◆ Stated problem:
Which lines have the string "Read"? Copy all of them from the entries below.

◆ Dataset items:
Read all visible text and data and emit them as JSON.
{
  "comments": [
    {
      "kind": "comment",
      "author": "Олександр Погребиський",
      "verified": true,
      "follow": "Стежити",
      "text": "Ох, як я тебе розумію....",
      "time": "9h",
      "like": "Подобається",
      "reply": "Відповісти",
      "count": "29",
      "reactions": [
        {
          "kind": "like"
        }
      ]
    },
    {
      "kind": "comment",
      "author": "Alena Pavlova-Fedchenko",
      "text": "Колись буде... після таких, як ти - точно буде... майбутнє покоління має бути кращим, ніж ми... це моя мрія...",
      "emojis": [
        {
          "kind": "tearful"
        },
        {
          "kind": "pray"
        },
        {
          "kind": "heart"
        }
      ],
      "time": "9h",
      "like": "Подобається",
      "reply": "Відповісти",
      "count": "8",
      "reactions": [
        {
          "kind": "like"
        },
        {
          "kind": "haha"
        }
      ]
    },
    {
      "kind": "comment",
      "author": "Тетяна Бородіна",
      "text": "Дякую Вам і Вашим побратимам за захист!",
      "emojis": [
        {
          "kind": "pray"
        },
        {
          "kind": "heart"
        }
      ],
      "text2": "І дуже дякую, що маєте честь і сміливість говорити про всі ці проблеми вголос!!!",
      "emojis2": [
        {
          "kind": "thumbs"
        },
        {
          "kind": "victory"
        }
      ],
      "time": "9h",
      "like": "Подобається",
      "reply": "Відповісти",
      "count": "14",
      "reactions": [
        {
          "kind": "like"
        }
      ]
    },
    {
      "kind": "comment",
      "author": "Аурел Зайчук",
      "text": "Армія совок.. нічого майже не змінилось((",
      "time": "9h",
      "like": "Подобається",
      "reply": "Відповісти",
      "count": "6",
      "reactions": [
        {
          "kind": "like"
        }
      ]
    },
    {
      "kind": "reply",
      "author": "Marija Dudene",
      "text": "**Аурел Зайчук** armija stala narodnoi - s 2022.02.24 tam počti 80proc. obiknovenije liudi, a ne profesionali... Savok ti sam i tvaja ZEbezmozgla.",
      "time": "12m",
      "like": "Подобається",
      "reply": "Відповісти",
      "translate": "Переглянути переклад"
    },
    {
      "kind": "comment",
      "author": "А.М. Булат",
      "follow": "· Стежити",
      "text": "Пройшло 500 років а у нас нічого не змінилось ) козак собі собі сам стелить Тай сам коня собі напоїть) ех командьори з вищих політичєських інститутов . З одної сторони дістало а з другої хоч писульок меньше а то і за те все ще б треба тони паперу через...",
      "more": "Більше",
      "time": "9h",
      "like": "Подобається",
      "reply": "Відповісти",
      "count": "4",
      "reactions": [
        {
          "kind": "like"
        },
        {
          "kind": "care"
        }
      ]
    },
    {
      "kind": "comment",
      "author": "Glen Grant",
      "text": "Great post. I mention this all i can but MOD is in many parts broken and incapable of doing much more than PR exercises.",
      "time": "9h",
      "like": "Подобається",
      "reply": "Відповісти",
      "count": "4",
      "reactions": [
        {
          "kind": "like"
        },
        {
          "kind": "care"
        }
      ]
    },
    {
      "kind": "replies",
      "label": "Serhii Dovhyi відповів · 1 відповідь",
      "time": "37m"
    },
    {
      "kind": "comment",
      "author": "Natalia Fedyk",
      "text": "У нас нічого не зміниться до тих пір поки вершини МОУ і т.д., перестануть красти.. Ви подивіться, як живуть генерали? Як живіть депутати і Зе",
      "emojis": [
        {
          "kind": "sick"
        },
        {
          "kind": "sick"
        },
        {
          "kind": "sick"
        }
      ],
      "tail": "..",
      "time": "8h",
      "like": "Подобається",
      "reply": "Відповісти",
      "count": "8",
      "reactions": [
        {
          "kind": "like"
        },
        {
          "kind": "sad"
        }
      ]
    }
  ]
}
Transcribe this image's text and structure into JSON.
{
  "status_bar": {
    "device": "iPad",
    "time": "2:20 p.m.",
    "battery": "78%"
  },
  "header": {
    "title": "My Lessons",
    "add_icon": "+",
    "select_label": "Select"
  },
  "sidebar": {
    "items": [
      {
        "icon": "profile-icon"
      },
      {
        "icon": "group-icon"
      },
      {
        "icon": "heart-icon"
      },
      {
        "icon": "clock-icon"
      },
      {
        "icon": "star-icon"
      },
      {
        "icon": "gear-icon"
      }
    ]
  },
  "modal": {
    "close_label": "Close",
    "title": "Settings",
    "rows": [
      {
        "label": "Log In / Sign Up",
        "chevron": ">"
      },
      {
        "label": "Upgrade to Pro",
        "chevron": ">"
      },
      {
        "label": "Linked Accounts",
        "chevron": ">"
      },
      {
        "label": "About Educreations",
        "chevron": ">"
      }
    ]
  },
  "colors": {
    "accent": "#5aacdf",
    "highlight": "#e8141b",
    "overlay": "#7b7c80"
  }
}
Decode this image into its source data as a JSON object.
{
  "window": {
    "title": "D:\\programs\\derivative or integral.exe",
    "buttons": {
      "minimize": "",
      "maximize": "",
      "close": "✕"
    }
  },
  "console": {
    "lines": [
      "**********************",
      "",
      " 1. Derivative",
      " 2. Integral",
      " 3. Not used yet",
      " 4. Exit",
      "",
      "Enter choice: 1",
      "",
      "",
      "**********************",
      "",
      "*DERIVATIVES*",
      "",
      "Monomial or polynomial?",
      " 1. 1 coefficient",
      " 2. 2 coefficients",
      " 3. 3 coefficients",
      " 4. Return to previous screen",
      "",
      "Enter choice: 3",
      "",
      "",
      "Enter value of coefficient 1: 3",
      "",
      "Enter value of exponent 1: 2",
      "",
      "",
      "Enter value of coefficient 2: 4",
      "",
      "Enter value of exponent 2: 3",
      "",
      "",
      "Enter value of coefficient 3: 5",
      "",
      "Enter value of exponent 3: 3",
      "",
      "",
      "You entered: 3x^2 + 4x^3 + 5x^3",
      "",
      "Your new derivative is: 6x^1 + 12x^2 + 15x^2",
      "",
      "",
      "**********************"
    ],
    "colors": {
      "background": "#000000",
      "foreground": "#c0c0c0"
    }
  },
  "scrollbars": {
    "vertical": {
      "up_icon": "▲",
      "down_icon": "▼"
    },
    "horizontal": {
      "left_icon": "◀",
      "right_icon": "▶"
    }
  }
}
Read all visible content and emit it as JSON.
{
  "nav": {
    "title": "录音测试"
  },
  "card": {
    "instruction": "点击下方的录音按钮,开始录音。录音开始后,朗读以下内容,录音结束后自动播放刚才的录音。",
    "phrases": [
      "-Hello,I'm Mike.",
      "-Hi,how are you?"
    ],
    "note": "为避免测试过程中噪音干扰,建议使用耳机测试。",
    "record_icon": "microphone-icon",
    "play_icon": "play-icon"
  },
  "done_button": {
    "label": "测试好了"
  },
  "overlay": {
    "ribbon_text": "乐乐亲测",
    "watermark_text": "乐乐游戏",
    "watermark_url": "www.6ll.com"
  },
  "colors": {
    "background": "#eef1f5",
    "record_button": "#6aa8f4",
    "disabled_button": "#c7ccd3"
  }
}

◆ Written response:
Read all visible text and data and emit them as JSON.
Read all visible content and emit it as JSON.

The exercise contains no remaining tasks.